PROVIDED TEXT
=-=-=

I think that before private Members are robbed of the rights they possess in the House, we ought really to know what is the Government business. Up to this moment we have not had the slightest idea as to what the Government propose to do, and they have no business at all as far as we know. The Government are asking the House to confiscate at the very commencement of a Parliamentary Session the rights and privileges of private Members without giving the House the slightest inclination as to what is the Government business for which the private Members are asked to give up their time. This is a most extraordinary Motion to bring before the House at this stage, because, as I understand, this Parliament is to depend for its future wisdom and guidance, not upon the past blundering of ancient statesmen, but upon the great promise that lies in this House of the wisdom and parliamentary power of the bright young people. We have been told that the House of Commons is to enjoy the rich asset which it badly needs of having fresh minds brought into this House to deal with our controversies. The first thing that the Government, who have rallied the bright young people—male and female—around them, have told the House of Commons is that all this newfound wisdom is to be stifled in its birth, and that the brilliant capacities which are to strengthen our deliberations in Parliament are to have no chance or opportunity, and are to be told so on the second day of the Parliamentary Session.

=-=-=

EXCERPTED DATA
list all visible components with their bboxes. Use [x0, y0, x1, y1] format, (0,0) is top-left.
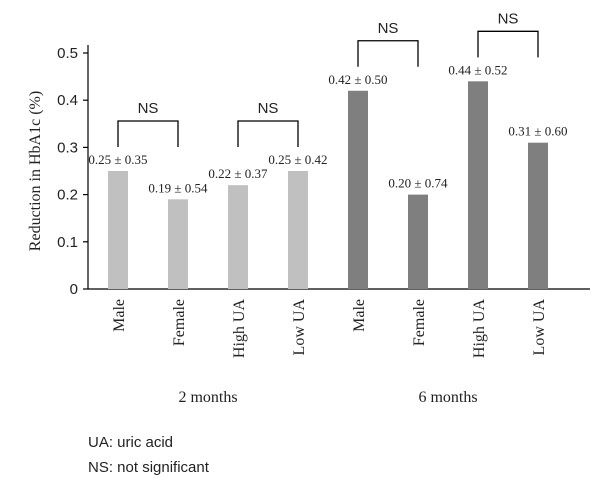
bar-value-label: 0.44 ± 0.52 [448, 62, 507, 77]
category-label: Female [411, 299, 428, 346]
bar [168, 199, 188, 289]
category-label: Low UA [291, 299, 308, 356]
ns-label: NS [258, 100, 279, 117]
bar [528, 142, 548, 289]
ns-label: NS [498, 10, 519, 27]
bar-value-label: 0.19 ± 0.54 [148, 180, 208, 195]
bar-value-label: 0.42 ± 0.50 [328, 72, 387, 87]
y-tick-label: 0.2 [57, 187, 78, 204]
note-not-significant: NS: not significant [88, 459, 209, 476]
note-uric-acid: UA: uric acid [88, 434, 174, 451]
bar-value-label: 0.25 ± 0.35 [88, 152, 147, 167]
bar [108, 171, 128, 289]
ns-bracket [237, 120, 299, 147]
bar [468, 81, 488, 289]
bar-value-label: 0.31 ± 0.60 [508, 124, 567, 139]
category-label: Female [171, 299, 188, 346]
y-tick-label: 0.5 [57, 45, 78, 62]
ns-label: NS [378, 20, 399, 37]
bar [288, 171, 308, 289]
ns-bracket [117, 120, 179, 147]
bar-chart: 0 0.1 0.2 0.3 0.4 0.5 Reduction in HbA1c (%) 0.… [27, 10, 590, 406]
y-tick-label: 0.1 [57, 234, 78, 251]
y-tick-label: 0.4 [57, 92, 78, 109]
category-label: High UA [231, 299, 248, 359]
group-label: 6 months [418, 389, 477, 406]
y-tick-label: 0 [70, 281, 78, 298]
group-label: 2 months [178, 389, 237, 406]
ns-label: NS [138, 100, 159, 117]
bar [348, 90, 368, 289]
bar-value-label: 0.20 ± 0.74 [388, 176, 448, 191]
bar [228, 185, 248, 289]
bar-value-label: 0.22 ± 0.37 [208, 166, 268, 181]
ns-bracket [477, 30, 539, 58]
ns-bracket [357, 40, 419, 67]
y-tick-label: 0.3 [57, 139, 78, 156]
chart-notes: UA: uric acid NS: not significant [88, 430, 209, 480]
bar-value-label: 0.25 ± 0.42 [268, 152, 327, 167]
category-label: Male [111, 299, 128, 332]
y-axis-label: Reduction in HbA1c (%) [27, 91, 44, 251]
bar [408, 194, 428, 289]
category-label: Low UA [531, 299, 548, 356]
category-label: Male [351, 299, 368, 332]
category-label: High UA [471, 299, 488, 359]
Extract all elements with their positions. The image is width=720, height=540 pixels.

=-=-=

CHALLENGES
#1 Answer these questions about the speech on private Members' rights:
(a) Whose rights and privileges does the Government ask the House to confiscate?
(b) What does the speaker say the House has had no idea of up to this moment?
(c) On which day of the Parliamentary Session does the speaker say the new Members are being told their capacities will have no chance?
#2 From the entries, return the lines from the one containing "bar-value-label: 0.44 ±" up to and including the one containing "bar-value-label: 0.31 ±", copied exactly.
The speech and the entries come from unrelated sources.

TASK-BY-TASK RESULTS
#1
(a) Those of private Members.
(b) What the Government propose to do.
(c) The second day.

#2
bar-value-label: 0.44 ± 0.52 [448, 62, 507, 77]
category-label: Female [411, 299, 428, 346]
bar [168, 199, 188, 289]
category-label: Low UA [291, 299, 308, 356]
ns-label: NS [258, 100, 279, 117]
bar [528, 142, 548, 289]
ns-label: NS [498, 10, 519, 27]
bar-value-label: 0.19 ± 0.54 [148, 180, 208, 195]
bar-value-label: 0.42 ± 0.50 [328, 72, 387, 87]
y-tick-label: 0.2 [57, 187, 78, 204]
note-not-significant: NS: not significant [88, 459, 209, 476]
note-uric-acid: UA: uric acid [88, 434, 174, 451]
bar-value-label: 0.25 ± 0.35 [88, 152, 147, 167]
bar [108, 171, 128, 289]
ns-bracket [237, 120, 299, 147]
bar [468, 81, 488, 289]
bar-value-label: 0.31 ± 0.60 [508, 124, 567, 139]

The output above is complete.